Entries with figure data
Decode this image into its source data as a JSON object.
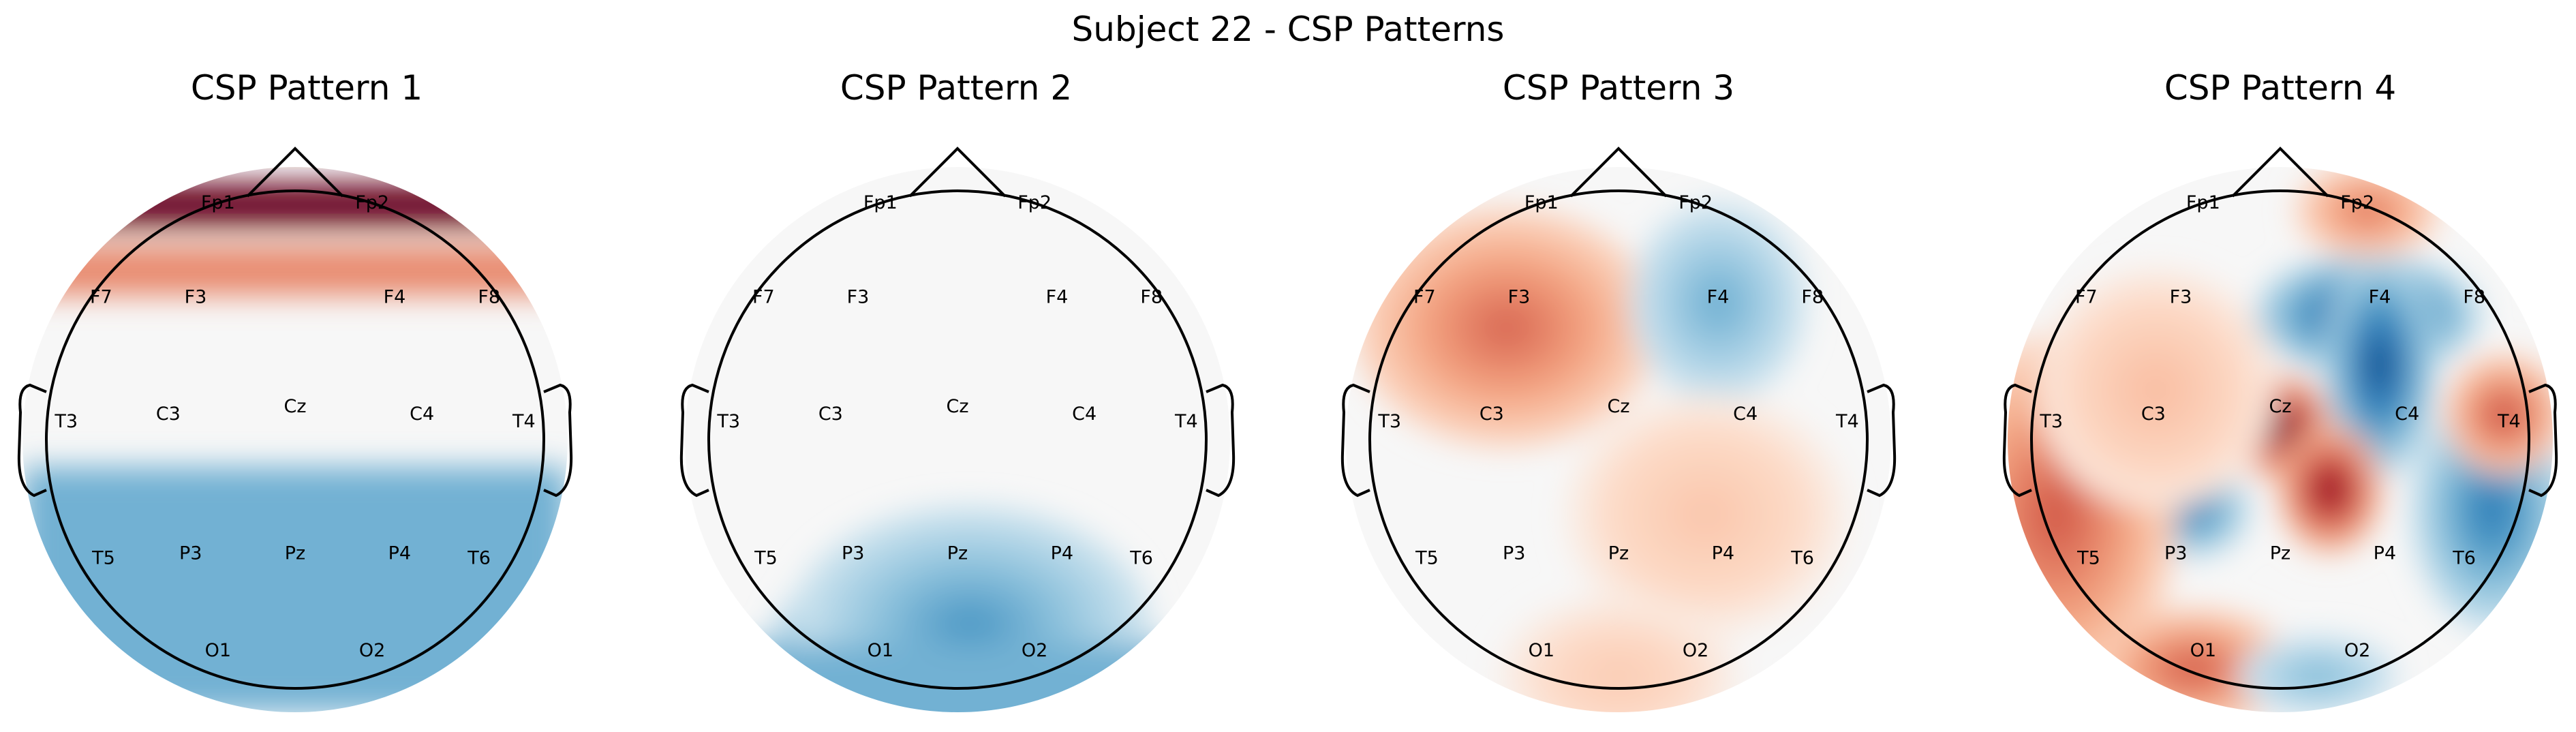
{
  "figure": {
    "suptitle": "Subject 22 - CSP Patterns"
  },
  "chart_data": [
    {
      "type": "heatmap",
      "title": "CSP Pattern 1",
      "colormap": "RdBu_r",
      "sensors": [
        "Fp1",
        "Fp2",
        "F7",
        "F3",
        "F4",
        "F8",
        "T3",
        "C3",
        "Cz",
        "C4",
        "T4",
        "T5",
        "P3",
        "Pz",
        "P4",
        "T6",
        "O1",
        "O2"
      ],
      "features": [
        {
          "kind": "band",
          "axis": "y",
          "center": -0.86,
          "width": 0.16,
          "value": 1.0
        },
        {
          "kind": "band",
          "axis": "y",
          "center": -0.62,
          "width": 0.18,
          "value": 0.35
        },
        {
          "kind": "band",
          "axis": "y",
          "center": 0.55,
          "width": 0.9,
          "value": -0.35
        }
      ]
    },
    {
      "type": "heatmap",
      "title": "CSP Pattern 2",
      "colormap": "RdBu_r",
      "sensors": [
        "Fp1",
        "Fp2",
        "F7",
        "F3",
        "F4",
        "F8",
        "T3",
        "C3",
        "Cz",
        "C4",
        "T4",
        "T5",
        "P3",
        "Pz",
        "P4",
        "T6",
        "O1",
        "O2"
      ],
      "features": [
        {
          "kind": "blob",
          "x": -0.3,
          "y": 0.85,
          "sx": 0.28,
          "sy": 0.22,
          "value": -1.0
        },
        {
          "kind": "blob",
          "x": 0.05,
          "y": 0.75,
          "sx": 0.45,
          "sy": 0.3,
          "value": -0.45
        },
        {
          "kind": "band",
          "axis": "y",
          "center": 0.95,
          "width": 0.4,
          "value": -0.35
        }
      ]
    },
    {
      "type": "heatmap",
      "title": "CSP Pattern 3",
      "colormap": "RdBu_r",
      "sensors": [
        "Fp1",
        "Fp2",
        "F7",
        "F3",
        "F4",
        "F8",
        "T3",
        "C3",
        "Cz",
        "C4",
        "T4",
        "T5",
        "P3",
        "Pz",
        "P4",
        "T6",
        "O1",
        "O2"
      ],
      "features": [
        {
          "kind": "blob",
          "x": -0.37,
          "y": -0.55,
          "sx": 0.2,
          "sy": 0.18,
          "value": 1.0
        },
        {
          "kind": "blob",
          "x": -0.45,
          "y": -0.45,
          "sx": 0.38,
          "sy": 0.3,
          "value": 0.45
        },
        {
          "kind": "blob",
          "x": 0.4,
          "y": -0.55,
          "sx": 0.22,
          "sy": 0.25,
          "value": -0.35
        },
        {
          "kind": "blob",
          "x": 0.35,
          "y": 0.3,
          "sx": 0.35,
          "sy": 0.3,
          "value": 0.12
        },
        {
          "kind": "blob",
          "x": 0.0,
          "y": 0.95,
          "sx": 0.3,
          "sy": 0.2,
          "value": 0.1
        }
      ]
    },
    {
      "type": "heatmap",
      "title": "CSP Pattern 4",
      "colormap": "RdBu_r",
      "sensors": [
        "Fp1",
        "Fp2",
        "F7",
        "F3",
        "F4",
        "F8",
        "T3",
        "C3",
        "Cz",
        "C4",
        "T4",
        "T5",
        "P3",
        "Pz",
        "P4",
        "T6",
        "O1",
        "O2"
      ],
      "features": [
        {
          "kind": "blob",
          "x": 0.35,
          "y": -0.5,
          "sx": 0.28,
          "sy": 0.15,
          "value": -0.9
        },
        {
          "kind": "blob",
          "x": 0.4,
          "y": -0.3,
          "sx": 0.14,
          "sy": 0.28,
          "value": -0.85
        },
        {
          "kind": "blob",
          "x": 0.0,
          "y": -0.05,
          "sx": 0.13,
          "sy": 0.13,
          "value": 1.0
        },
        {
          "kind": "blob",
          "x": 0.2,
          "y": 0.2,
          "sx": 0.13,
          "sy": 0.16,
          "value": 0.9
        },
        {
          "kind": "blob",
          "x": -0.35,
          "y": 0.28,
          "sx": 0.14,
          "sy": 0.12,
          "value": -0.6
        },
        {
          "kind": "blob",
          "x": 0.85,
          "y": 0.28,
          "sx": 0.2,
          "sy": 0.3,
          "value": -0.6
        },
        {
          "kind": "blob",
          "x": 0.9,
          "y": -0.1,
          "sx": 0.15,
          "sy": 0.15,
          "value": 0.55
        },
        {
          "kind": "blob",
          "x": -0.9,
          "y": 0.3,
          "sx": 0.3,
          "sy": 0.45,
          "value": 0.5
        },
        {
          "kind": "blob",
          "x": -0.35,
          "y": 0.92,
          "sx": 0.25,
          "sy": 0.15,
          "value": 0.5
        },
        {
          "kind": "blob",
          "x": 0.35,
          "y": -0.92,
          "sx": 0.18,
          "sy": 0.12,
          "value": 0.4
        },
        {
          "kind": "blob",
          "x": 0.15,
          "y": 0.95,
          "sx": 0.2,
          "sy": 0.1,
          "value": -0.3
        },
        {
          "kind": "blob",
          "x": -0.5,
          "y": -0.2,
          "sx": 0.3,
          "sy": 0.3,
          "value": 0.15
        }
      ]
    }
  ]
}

==

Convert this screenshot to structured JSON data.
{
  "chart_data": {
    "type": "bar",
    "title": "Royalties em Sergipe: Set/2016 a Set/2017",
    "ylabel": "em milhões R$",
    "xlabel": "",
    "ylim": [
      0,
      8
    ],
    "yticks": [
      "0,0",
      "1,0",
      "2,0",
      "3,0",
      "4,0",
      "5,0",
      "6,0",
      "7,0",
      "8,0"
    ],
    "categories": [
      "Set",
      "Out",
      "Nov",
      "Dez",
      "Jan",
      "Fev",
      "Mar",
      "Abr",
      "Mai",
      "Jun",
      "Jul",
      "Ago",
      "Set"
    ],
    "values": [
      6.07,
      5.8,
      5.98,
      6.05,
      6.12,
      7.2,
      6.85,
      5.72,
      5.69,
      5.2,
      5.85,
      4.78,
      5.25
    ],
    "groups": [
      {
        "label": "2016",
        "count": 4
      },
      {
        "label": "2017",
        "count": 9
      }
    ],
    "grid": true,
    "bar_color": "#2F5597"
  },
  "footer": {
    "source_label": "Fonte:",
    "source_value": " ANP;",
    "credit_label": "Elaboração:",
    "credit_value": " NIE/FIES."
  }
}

==

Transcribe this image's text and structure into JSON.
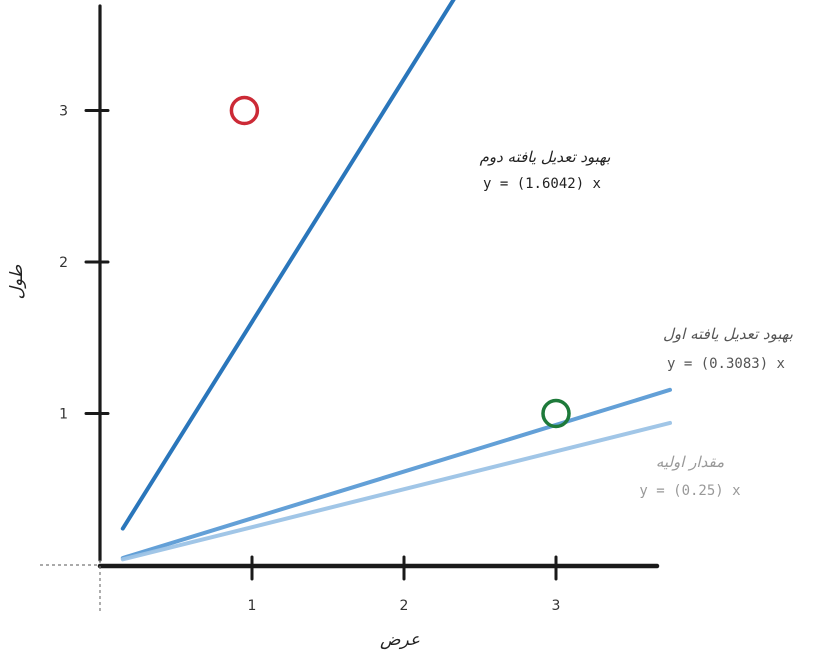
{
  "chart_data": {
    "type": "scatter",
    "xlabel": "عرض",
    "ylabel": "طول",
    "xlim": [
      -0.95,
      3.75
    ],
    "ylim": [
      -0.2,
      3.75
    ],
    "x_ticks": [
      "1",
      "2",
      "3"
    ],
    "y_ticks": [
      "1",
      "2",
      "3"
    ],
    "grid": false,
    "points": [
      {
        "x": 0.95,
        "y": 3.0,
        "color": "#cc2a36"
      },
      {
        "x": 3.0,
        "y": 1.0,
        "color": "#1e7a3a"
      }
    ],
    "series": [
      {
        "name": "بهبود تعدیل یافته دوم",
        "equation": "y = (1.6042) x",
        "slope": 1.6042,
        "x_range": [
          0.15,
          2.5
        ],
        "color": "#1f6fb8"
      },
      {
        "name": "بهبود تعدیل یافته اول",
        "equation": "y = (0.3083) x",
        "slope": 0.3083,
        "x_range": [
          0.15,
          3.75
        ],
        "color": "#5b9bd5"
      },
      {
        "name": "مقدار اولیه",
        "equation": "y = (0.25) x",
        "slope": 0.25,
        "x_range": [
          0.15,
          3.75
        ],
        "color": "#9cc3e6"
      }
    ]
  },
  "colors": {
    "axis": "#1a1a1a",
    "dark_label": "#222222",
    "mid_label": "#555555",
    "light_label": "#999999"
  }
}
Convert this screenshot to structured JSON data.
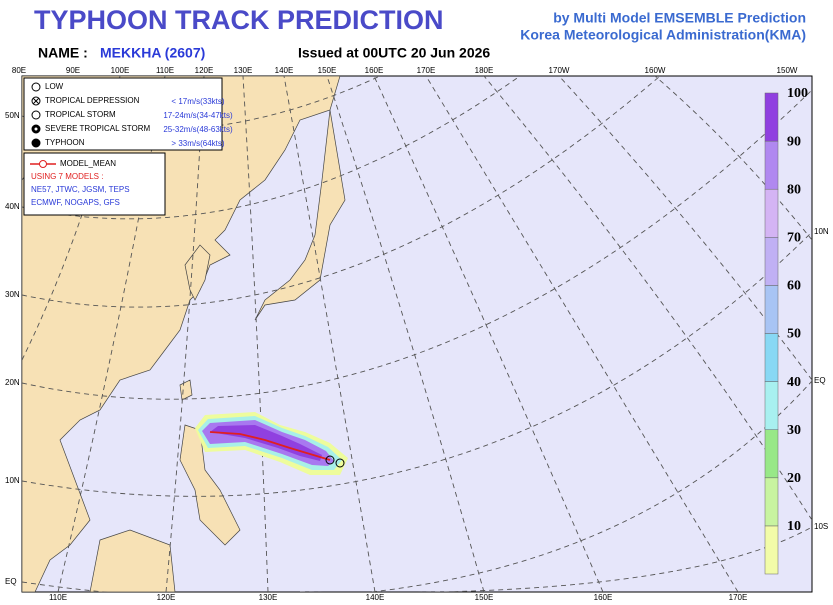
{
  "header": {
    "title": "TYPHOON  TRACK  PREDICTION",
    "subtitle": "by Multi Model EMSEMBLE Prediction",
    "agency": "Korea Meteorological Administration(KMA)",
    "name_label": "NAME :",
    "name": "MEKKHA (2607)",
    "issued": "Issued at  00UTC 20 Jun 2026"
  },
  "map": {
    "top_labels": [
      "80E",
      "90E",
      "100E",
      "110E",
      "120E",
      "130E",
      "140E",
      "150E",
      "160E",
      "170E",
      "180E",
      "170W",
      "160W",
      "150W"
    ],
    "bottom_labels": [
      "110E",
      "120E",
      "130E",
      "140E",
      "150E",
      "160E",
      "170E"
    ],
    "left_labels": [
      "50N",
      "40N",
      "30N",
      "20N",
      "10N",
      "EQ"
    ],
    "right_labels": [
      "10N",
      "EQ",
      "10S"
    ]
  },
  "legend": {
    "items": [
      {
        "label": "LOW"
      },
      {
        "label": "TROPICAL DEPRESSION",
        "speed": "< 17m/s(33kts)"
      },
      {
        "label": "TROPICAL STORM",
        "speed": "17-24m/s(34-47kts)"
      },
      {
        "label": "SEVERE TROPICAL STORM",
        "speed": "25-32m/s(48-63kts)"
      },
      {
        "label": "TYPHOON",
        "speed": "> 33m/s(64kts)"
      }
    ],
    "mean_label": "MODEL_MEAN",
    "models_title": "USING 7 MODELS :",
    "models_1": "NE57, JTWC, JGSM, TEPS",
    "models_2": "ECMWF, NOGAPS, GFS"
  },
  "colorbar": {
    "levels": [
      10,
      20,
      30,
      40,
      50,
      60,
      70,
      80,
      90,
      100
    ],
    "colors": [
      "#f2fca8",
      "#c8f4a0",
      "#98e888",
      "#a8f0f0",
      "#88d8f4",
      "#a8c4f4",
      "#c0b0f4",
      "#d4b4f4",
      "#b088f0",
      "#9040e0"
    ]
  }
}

**Requirement:** Across the records above, count the lines holding "JSON" and reply with that number alone.

**Solution:** 4